- WHAT IS BEING ASKED: State the number of lines in these records that include the word "structured", and add nothing to it.

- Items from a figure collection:
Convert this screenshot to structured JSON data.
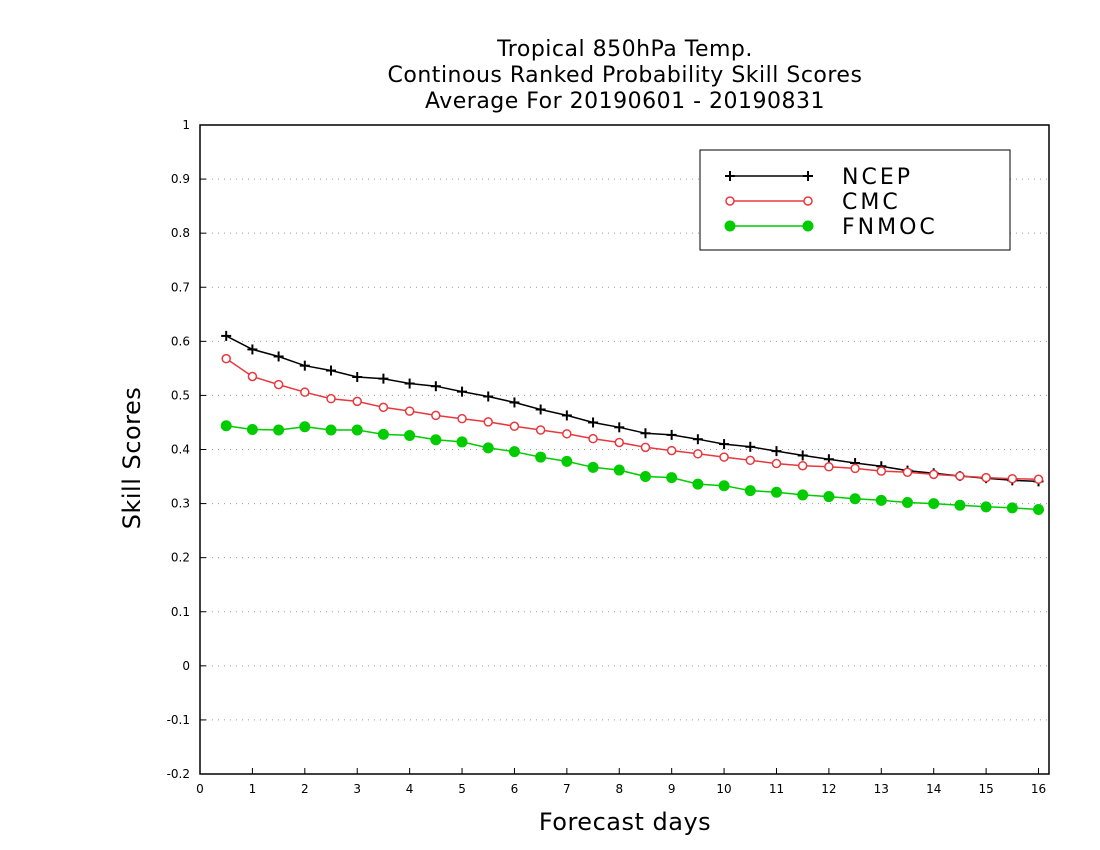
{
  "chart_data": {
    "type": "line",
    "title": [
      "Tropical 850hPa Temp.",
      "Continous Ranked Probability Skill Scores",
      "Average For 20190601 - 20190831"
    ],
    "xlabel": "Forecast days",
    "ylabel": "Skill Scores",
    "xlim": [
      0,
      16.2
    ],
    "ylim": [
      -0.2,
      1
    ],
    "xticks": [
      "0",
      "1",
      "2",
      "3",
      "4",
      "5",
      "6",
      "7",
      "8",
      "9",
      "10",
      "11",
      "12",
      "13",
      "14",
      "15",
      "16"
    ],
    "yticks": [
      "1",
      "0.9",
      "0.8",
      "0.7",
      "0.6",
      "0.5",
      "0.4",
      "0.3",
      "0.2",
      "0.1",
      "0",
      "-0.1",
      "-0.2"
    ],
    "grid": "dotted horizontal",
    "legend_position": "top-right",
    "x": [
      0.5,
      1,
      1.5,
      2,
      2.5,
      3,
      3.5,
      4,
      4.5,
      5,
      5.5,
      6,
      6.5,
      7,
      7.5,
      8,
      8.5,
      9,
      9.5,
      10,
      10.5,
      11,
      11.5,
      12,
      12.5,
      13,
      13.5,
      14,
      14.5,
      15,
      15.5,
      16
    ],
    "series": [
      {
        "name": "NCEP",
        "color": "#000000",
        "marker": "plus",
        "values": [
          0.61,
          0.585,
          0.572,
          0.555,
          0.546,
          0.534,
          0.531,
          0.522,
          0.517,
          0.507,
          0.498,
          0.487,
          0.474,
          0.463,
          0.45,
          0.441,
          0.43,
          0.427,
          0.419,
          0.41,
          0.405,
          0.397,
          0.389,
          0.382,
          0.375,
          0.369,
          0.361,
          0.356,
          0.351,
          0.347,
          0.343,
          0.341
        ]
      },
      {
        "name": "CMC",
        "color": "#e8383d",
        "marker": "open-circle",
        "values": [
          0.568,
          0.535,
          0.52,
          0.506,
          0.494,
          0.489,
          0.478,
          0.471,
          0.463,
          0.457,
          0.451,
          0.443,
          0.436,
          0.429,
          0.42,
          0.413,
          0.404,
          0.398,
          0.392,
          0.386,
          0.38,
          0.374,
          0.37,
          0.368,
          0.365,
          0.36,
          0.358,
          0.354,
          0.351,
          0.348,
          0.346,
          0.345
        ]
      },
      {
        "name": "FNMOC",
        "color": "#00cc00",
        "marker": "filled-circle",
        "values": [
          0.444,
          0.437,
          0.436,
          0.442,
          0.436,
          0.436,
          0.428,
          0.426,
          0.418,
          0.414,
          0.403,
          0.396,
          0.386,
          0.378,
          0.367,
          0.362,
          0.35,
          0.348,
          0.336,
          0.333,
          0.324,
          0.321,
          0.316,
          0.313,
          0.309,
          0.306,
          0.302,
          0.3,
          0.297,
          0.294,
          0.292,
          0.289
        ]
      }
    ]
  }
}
* * *
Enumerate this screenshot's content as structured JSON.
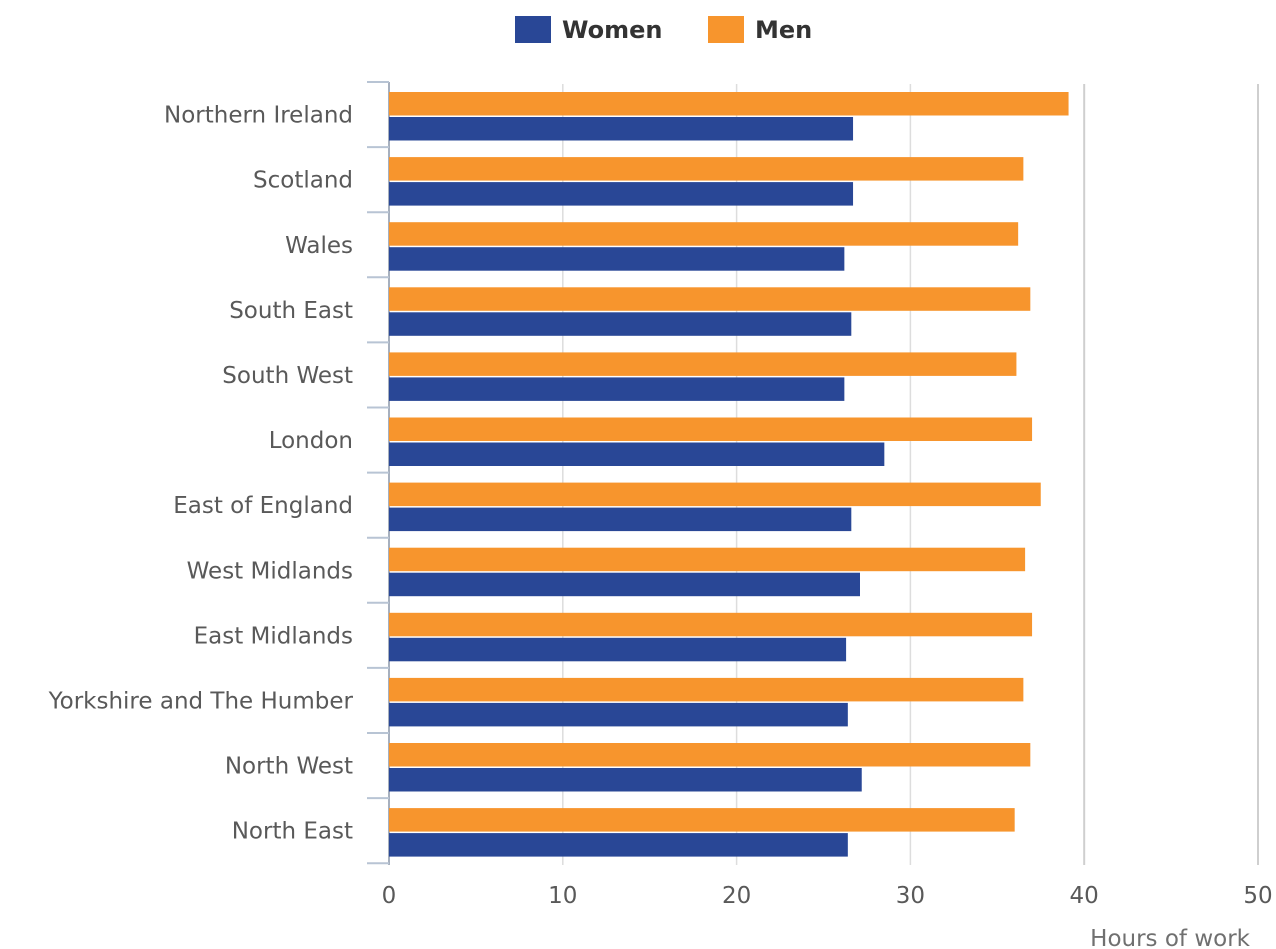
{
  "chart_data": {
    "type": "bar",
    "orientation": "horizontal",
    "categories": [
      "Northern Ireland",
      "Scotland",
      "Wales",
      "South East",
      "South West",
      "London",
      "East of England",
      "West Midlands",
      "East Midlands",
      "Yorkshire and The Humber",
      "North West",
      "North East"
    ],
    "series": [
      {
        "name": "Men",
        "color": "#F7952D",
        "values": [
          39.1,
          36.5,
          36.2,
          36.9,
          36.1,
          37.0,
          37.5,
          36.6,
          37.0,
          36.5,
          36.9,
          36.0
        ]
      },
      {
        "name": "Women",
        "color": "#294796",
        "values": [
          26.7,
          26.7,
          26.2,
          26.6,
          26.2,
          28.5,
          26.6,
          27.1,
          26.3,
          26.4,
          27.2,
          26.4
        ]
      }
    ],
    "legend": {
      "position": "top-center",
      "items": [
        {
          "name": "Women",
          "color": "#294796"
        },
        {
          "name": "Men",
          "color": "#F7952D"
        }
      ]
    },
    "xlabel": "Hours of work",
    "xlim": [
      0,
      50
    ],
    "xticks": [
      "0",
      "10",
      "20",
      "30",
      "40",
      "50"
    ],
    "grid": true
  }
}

- WRITTEN ANSWER: 2